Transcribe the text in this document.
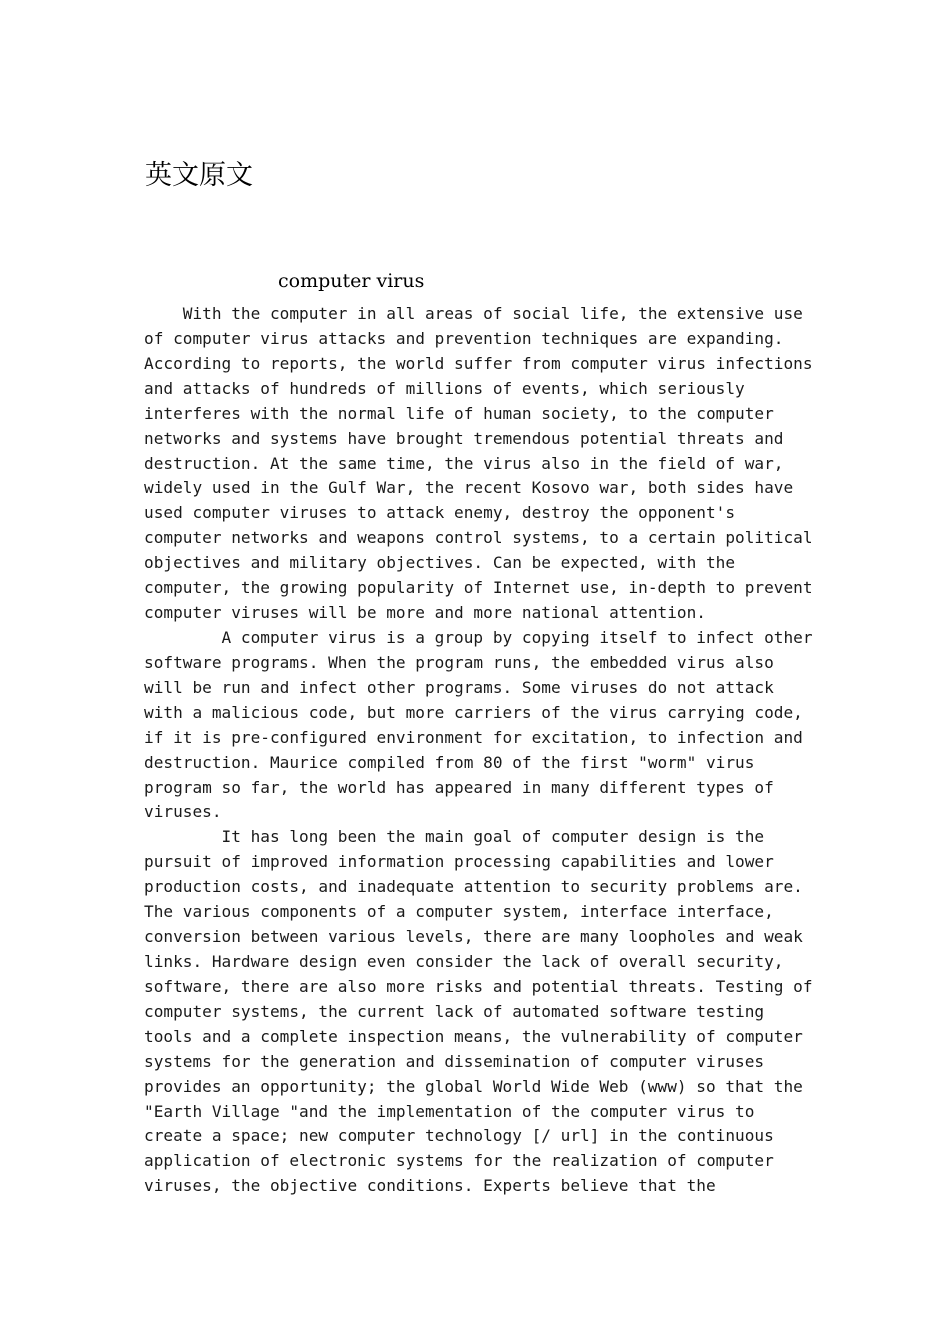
英文原文
computer virus
With the computer in all areas of social life, the extensive use
of computer virus attacks and prevention techniques are expanding.
According to reports, the world suffer from computer virus infections
and attacks of hundreds of millions of events, which seriously
interferes with the normal life of human society, to the computer
networks and systems have brought tremendous potential threats and
destruction. At the same time, the virus also in the field of war,
widely used in the Gulf War, the recent Kosovo war, both sides have
used computer viruses to attack enemy, destroy the opponent's
computer networks and weapons control systems, to a certain political
objectives and military objectives. Can be expected, with the
computer, the growing popularity of Internet use, in-depth to prevent
computer viruses will be more and more national attention.
A computer virus is a group by copying itself to infect other
software programs. When the program runs, the embedded virus also
will be run and infect other programs. Some viruses do not attack
with a malicious code, but more carriers of the virus carrying code,
if it is pre-configured environment for excitation, to infection and
destruction. Maurice compiled from 80 of the first "worm" virus
program so far, the world has appeared in many different types of
viruses.
It has long been the main goal of computer design is the
pursuit of improved information processing capabilities and lower
production costs, and inadequate attention to security problems are.
The various components of a computer system, interface interface,
conversion between various levels, there are many loopholes and weak
links. Hardware design even consider the lack of overall security,
software, there are also more risks and potential threats. Testing of
computer systems, the current lack of automated software testing
tools and a complete inspection means, the vulnerability of computer
systems for the generation and dissemination of computer viruses
provides an opportunity; the global World Wide Web (www) so that the
"Earth Village "and the implementation of the computer virus to
create a space; new computer technology [/ url] in the continuous
application of electronic systems for the realization of computer
viruses, the objective conditions. Experts believe that the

-*-

# Task details:
Output all the records above again exactly, with the pictures dropped.

# Task output:
Transcribe the text in this document.
英文原文
computer virus
With the computer in all areas of social life, the extensive use
of computer virus attacks and prevention techniques are expanding.
According to reports, the world suffer from computer virus infections
and attacks of hundreds of millions of events, which seriously
interferes with the normal life of human society, to the computer
networks and systems have brought tremendous potential threats and
destruction. At the same time, the virus also in the field of war,
widely used in the Gulf War, the recent Kosovo war, both sides have
used computer viruses to attack enemy, destroy the opponent's
computer networks and weapons control systems, to a certain political
objectives and military objectives. Can be expected, with the
computer, the growing popularity of Internet use, in-depth to prevent
computer viruses will be more and more national attention.
A computer virus is a group by copying itself to infect other
software programs. When the program runs, the embedded virus also
will be run and infect other programs. Some viruses do not attack
with a malicious code, but more carriers of the virus carrying code,
if it is pre-configured environment for excitation, to infection and
destruction. Maurice compiled from 80 of the first "worm" virus
program so far, the world has appeared in many different types of
viruses.
It has long been the main goal of computer design is the
pursuit of improved information processing capabilities and lower
production costs, and inadequate attention to security problems are.
The various components of a computer system, interface interface,
conversion between various levels, there are many loopholes and weak
links. Hardware design even consider the lack of overall security,
software, there are also more risks and potential threats. Testing of
computer systems, the current lack of automated software testing
tools and a complete inspection means, the vulnerability of computer
systems for the generation and dissemination of computer viruses
provides an opportunity; the global World Wide Web (www) so that the
"Earth Village "and the implementation of the computer virus to
create a space; new computer technology [/ url] in the continuous
application of electronic systems for the realization of computer
viruses, the objective conditions. Experts believe that the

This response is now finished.